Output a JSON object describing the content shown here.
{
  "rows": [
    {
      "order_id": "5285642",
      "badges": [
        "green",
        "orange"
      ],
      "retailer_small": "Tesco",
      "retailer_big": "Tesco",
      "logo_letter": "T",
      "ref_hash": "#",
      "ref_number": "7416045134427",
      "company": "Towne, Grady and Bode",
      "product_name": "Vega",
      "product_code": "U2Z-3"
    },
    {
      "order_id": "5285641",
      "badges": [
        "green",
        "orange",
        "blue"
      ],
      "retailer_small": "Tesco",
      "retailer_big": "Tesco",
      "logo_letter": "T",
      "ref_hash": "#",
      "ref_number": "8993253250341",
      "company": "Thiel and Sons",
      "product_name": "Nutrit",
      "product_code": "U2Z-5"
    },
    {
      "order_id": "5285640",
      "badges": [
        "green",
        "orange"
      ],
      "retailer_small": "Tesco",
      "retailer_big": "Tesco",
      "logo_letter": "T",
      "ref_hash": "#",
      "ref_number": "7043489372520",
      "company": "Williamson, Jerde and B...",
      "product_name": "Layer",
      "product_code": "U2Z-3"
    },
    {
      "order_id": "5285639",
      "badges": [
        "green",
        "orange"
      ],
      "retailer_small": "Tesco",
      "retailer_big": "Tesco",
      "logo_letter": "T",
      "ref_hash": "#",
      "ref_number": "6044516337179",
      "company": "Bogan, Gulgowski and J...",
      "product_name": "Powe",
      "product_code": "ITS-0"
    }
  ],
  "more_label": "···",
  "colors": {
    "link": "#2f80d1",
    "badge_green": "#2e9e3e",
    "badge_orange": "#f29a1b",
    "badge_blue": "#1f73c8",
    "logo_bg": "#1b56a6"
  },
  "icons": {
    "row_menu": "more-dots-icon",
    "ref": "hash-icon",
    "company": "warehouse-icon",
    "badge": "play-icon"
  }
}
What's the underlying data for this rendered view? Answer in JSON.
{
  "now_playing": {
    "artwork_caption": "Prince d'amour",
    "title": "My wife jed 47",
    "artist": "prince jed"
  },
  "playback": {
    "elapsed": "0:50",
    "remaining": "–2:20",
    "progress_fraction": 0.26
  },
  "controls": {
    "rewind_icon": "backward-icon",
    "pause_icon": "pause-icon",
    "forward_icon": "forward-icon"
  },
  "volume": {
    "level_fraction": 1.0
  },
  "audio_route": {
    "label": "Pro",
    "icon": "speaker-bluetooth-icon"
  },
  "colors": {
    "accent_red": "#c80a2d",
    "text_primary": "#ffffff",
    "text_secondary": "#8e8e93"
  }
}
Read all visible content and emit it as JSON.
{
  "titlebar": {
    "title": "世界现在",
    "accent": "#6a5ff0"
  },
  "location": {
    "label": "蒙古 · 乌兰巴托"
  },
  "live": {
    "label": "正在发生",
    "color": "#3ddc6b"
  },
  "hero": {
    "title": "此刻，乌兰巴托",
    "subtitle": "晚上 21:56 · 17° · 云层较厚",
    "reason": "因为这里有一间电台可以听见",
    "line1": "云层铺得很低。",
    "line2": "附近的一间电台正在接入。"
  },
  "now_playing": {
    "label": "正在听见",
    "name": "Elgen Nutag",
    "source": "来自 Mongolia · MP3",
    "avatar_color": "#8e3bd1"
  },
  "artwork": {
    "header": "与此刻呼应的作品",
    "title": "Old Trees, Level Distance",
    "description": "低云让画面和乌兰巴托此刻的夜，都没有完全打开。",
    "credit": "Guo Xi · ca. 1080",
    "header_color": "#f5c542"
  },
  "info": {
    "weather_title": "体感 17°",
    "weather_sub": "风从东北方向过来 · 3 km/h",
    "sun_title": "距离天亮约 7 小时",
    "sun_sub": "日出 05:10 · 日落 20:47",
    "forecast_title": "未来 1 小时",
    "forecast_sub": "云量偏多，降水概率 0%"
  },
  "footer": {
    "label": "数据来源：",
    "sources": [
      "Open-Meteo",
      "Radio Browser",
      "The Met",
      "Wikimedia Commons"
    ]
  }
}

▸ PROBLEM TO SOLVE
Extract all of the material exactly as it is written.

▸ OUTPUT OF THE TASK
Output a JSON object describing the content shown here.
{
  "rows": [
    {
      "order_id": "5285642",
      "badges": [
        "green",
        "orange"
      ],
      "retailer_small": "Tesco",
      "retailer_big": "Tesco",
      "logo_letter": "T",
      "ref_hash": "#",
      "ref_number": "7416045134427",
      "company": "Towne, Grady and Bode",
      "product_name": "Vega",
      "product_code": "U2Z-3"
    },
    {
      "order_id": "5285641",
      "badges": [
        "green",
        "orange",
        "blue"
      ],
      "retailer_small": "Tesco",
      "retailer_big": "Tesco",
      "logo_letter": "T",
      "ref_hash": "#",
      "ref_number": "8993253250341",
      "company": "Thiel and Sons",
      "product_name": "Nutrit",
      "product_code": "U2Z-5"
    },
    {
      "order_id": "5285640",
      "badges": [
        "green",
        "orange"
      ],
      "retailer_small": "Tesco",
      "retailer_big": "Tesco",
      "logo_letter": "T",
      "ref_hash": "#",
      "ref_number": "7043489372520",
      "company": "Williamson, Jerde and B...",
      "product_name": "Layer",
      "product_code": "U2Z-3"
    },
    {
      "order_id": "5285639",
      "badges": [
        "green",
        "orange"
      ],
      "retailer_small": "Tesco",
      "retailer_big": "Tesco",
      "logo_letter": "T",
      "ref_hash": "#",
      "ref_number": "6044516337179",
      "company": "Bogan, Gulgowski and J...",
      "product_name": "Powe",
      "product_code": "ITS-0"
    }
  ],
  "more_label": "···",
  "colors": {
    "link": "#2f80d1",
    "badge_green": "#2e9e3e",
    "badge_orange": "#f29a1b",
    "badge_blue": "#1f73c8",
    "logo_bg": "#1b56a6"
  },
  "icons": {
    "row_menu": "more-dots-icon",
    "ref": "hash-icon",
    "company": "warehouse-icon",
    "badge": "play-icon"
  }
}
What's the underlying data for this rendered view? Answer in JSON.
{
  "now_playing": {
    "artwork_caption": "Prince d'amour",
    "title": "My wife jed 47",
    "artist": "prince jed"
  },
  "playback": {
    "elapsed": "0:50",
    "remaining": "–2:20",
    "progress_fraction": 0.26
  },
  "controls": {
    "rewind_icon": "backward-icon",
    "pause_icon": "pause-icon",
    "forward_icon": "forward-icon"
  },
  "volume": {
    "level_fraction": 1.0
  },
  "audio_route": {
    "label": "Pro",
    "icon": "speaker-bluetooth-icon"
  },
  "colors": {
    "accent_red": "#c80a2d",
    "text_primary": "#ffffff",
    "text_secondary": "#8e8e93"
  }
}
Read all visible content and emit it as JSON.
{
  "titlebar": {
    "title": "世界现在",
    "accent": "#6a5ff0"
  },
  "location": {
    "label": "蒙古 · 乌兰巴托"
  },
  "live": {
    "label": "正在发生",
    "color": "#3ddc6b"
  },
  "hero": {
    "title": "此刻，乌兰巴托",
    "subtitle": "晚上 21:56 · 17° · 云层较厚",
    "reason": "因为这里有一间电台可以听见",
    "line1": "云层铺得很低。",
    "line2": "附近的一间电台正在接入。"
  },
  "now_playing": {
    "label": "正在听见",
    "name": "Elgen Nutag",
    "source": "来自 Mongolia · MP3",
    "avatar_color": "#8e3bd1"
  },
  "artwork": {
    "header": "与此刻呼应的作品",
    "title": "Old Trees, Level Distance",
    "description": "低云让画面和乌兰巴托此刻的夜，都没有完全打开。",
    "credit": "Guo Xi · ca. 1080",
    "header_color": "#f5c542"
  },
  "info": {
    "weather_title": "体感 17°",
    "weather_sub": "风从东北方向过来 · 3 km/h",
    "sun_title": "距离天亮约 7 小时",
    "sun_sub": "日出 05:10 · 日落 20:47",
    "forecast_title": "未来 1 小时",
    "forecast_sub": "云量偏多，降水概率 0%"
  },
  "footer": {
    "label": "数据来源：",
    "sources": [
      "Open-Meteo",
      "Radio Browser",
      "The Met",
      "Wikimedia Commons"
    ]
  }
}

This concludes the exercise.